**WORK REQUIRED**. Reproduce the listing verbatim.

[Recorded data]
++++++++++++++++++++
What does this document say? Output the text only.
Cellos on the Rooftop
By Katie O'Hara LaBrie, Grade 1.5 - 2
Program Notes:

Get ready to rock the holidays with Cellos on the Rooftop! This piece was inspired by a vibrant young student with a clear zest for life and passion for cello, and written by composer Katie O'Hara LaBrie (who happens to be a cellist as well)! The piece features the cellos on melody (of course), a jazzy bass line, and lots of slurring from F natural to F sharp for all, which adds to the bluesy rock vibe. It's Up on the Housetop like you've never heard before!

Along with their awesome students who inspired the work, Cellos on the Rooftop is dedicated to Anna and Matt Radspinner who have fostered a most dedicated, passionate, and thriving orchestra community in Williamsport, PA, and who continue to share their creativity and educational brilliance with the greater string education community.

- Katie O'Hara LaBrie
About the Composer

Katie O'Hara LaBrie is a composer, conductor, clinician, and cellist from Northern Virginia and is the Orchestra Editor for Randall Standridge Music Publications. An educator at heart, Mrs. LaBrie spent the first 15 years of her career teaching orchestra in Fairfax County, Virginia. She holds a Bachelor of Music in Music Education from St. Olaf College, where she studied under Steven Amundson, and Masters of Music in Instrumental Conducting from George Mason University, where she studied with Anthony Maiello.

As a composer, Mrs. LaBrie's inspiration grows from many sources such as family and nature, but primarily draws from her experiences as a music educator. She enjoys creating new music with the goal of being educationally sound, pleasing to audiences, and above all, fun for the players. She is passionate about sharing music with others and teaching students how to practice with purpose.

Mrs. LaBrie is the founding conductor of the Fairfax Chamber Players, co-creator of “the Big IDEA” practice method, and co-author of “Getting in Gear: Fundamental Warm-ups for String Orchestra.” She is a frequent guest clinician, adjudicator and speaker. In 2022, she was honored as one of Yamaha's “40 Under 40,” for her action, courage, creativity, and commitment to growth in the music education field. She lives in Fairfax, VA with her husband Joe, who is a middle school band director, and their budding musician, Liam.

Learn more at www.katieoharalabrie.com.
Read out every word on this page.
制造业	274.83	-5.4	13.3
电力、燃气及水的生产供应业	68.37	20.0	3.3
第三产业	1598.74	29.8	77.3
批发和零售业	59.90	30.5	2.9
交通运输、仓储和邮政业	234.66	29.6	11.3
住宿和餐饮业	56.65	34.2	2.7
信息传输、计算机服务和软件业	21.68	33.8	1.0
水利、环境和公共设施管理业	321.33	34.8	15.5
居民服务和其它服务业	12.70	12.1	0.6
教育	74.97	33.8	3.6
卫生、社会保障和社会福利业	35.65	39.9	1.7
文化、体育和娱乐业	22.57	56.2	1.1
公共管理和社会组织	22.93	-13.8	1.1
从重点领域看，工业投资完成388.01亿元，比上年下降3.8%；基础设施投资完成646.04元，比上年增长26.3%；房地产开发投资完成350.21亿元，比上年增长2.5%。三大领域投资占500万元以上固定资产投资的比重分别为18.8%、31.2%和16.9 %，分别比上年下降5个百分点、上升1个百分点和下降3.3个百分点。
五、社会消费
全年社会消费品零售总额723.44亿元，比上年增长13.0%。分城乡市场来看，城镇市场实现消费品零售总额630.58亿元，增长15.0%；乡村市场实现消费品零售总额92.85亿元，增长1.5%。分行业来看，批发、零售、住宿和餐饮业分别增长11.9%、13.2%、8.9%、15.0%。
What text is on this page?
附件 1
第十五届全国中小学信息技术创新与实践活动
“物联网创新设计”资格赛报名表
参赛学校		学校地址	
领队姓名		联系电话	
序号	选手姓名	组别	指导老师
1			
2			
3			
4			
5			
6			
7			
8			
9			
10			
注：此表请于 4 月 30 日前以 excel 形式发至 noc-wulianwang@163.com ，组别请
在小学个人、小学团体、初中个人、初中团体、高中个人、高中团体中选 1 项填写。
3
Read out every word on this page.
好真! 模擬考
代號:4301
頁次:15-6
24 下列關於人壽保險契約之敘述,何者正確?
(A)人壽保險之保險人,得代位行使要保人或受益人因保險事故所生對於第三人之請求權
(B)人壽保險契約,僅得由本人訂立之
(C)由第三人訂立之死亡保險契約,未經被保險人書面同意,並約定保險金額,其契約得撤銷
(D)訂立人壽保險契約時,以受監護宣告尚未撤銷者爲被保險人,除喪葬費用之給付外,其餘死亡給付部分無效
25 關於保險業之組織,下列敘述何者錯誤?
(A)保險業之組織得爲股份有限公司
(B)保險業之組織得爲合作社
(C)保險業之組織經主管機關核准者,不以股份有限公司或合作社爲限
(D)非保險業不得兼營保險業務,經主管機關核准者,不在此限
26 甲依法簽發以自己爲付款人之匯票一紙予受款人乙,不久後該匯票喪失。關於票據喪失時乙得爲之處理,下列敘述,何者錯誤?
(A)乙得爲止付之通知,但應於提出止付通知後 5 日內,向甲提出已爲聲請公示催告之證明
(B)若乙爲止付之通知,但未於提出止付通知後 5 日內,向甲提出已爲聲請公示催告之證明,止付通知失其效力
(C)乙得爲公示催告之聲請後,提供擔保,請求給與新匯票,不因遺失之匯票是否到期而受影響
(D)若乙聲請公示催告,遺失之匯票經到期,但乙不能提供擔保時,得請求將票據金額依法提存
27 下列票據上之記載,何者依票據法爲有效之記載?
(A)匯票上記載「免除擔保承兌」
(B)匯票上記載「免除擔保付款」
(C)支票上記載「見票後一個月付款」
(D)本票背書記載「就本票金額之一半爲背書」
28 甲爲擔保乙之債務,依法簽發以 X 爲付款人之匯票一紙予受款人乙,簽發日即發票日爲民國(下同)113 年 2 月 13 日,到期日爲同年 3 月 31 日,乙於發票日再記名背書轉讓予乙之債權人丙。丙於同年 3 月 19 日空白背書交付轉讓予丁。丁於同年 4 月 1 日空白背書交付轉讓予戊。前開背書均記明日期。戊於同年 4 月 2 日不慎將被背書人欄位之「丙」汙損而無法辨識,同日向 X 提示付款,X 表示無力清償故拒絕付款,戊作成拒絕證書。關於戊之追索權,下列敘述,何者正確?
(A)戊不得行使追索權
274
++++++++++++++++++++
**FINISHED TASK**.
What does this document say? Output the text only.
Cellos on the Rooftop
By Katie O'Hara LaBrie, Grade 1.5 - 2
Program Notes:

Get ready to rock the holidays with Cellos on the Rooftop! This piece was inspired by a vibrant young student with a clear zest for life and passion for cello, and written by composer Katie O'Hara LaBrie (who happens to be a cellist as well)! The piece features the cellos on melody (of course), a jazzy bass line, and lots of slurring from F natural to F sharp for all, which adds to the bluesy rock vibe. It's Up on the Housetop like you've never heard before!

Along with their awesome students who inspired the work, Cellos on the Rooftop is dedicated to Anna and Matt Radspinner who have fostered a most dedicated, passionate, and thriving orchestra community in Williamsport, PA, and who continue to share their creativity and educational brilliance with the greater string education community.

- Katie O'Hara LaBrie
About the Composer

Katie O'Hara LaBrie is a composer, conductor, clinician, and cellist from Northern Virginia and is the Orchestra Editor for Randall Standridge Music Publications. An educator at heart, Mrs. LaBrie spent the first 15 years of her career teaching orchestra in Fairfax County, Virginia. She holds a Bachelor of Music in Music Education from St. Olaf College, where she studied under Steven Amundson, and Masters of Music in Instrumental Conducting from George Mason University, where she studied with Anthony Maiello.

As a composer, Mrs. LaBrie's inspiration grows from many sources such as family and nature, but primarily draws from her experiences as a music educator. She enjoys creating new music with the goal of being educationally sound, pleasing to audiences, and above all, fun for the players. She is passionate about sharing music with others and teaching students how to practice with purpose.

Mrs. LaBrie is the founding conductor of the Fairfax Chamber Players, co-creator of “the Big IDEA” practice method, and co-author of “Getting in Gear: Fundamental Warm-ups for String Orchestra.” She is a frequent guest clinician, adjudicator and speaker. In 2022, she was honored as one of Yamaha's “40 Under 40,” for her action, courage, creativity, and commitment to growth in the music education field. She lives in Fairfax, VA with her husband Joe, who is a middle school band director, and their budding musician, Liam.

Learn more at www.katieoharalabrie.com.
Read out every word on this page.
制造业	274.83	-5.4	13.3
电力、燃气及水的生产供应业	68.37	20.0	3.3
第三产业	1598.74	29.8	77.3
批发和零售业	59.90	30.5	2.9
交通运输、仓储和邮政业	234.66	29.6	11.3
住宿和餐饮业	56.65	34.2	2.7
信息传输、计算机服务和软件业	21.68	33.8	1.0
水利、环境和公共设施管理业	321.33	34.8	15.5
居民服务和其它服务业	12.70	12.1	0.6
教育	74.97	33.8	3.6
卫生、社会保障和社会福利业	35.65	39.9	1.7
文化、体育和娱乐业	22.57	56.2	1.1
公共管理和社会组织	22.93	-13.8	1.1
从重点领域看，工业投资完成388.01亿元，比上年下降3.8%；基础设施投资完成646.04元，比上年增长26.3%；房地产开发投资完成350.21亿元，比上年增长2.5%。三大领域投资占500万元以上固定资产投资的比重分别为18.8%、31.2%和16.9 %，分别比上年下降5个百分点、上升1个百分点和下降3.3个百分点。
五、社会消费
全年社会消费品零售总额723.44亿元，比上年增长13.0%。分城乡市场来看，城镇市场实现消费品零售总额630.58亿元，增长15.0%；乡村市场实现消费品零售总额92.85亿元，增长1.5%。分行业来看，批发、零售、住宿和餐饮业分别增长11.9%、13.2%、8.9%、15.0%。
What text is on this page?
附件 1
第十五届全国中小学信息技术创新与实践活动
“物联网创新设计”资格赛报名表
参赛学校		学校地址	
领队姓名		联系电话	
序号	选手姓名	组别	指导老师
1			
2			
3			
4			
5			
6			
7			
8			
9			
10			
注：此表请于 4 月 30 日前以 excel 形式发至 noc-wulianwang@163.com ，组别请
在小学个人、小学团体、初中个人、初中团体、高中个人、高中团体中选 1 项填写。
3
Read out every word on this page.
好真! 模擬考
代號:4301
頁次:15-6
24 下列關於人壽保險契約之敘述,何者正確?
(A)人壽保險之保險人,得代位行使要保人或受益人因保險事故所生對於第三人之請求權
(B)人壽保險契約,僅得由本人訂立之
(C)由第三人訂立之死亡保險契約,未經被保險人書面同意,並約定保險金額,其契約得撤銷
(D)訂立人壽保險契約時,以受監護宣告尚未撤銷者爲被保險人,除喪葬費用之給付外,其餘死亡給付部分無效
25 關於保險業之組織,下列敘述何者錯誤?
(A)保險業之組織得爲股份有限公司
(B)保險業之組織得爲合作社
(C)保險業之組織經主管機關核准者,不以股份有限公司或合作社爲限
(D)非保險業不得兼營保險業務,經主管機關核准者,不在此限
26 甲依法簽發以自己爲付款人之匯票一紙予受款人乙,不久後該匯票喪失。關於票據喪失時乙得爲之處理,下列敘述,何者錯誤?
(A)乙得爲止付之通知,但應於提出止付通知後 5 日內,向甲提出已爲聲請公示催告之證明
(B)若乙爲止付之通知,但未於提出止付通知後 5 日內,向甲提出已爲聲請公示催告之證明,止付通知失其效力
(C)乙得爲公示催告之聲請後,提供擔保,請求給與新匯票,不因遺失之匯票是否到期而受影響
(D)若乙聲請公示催告,遺失之匯票經到期,但乙不能提供擔保時,得請求將票據金額依法提存
27 下列票據上之記載,何者依票據法爲有效之記載?
(A)匯票上記載「免除擔保承兌」
(B)匯票上記載「免除擔保付款」
(C)支票上記載「見票後一個月付款」
(D)本票背書記載「就本票金額之一半爲背書」
28 甲爲擔保乙之債務,依法簽發以 X 爲付款人之匯票一紙予受款人乙,簽發日即發票日爲民國(下同)113 年 2 月 13 日,到期日爲同年 3 月 31 日,乙於發票日再記名背書轉讓予乙之債權人丙。丙於同年 3 月 19 日空白背書交付轉讓予丁。丁於同年 4 月 1 日空白背書交付轉讓予戊。前開背書均記明日期。戊於同年 4 月 2 日不慎將被背書人欄位之「丙」汙損而無法辨識,同日向 X 提示付款,X 表示無力清償故拒絕付款,戊作成拒絕證書。關於戊之追索權,下列敘述,何者正確?
(A)戊不得行使追索權
274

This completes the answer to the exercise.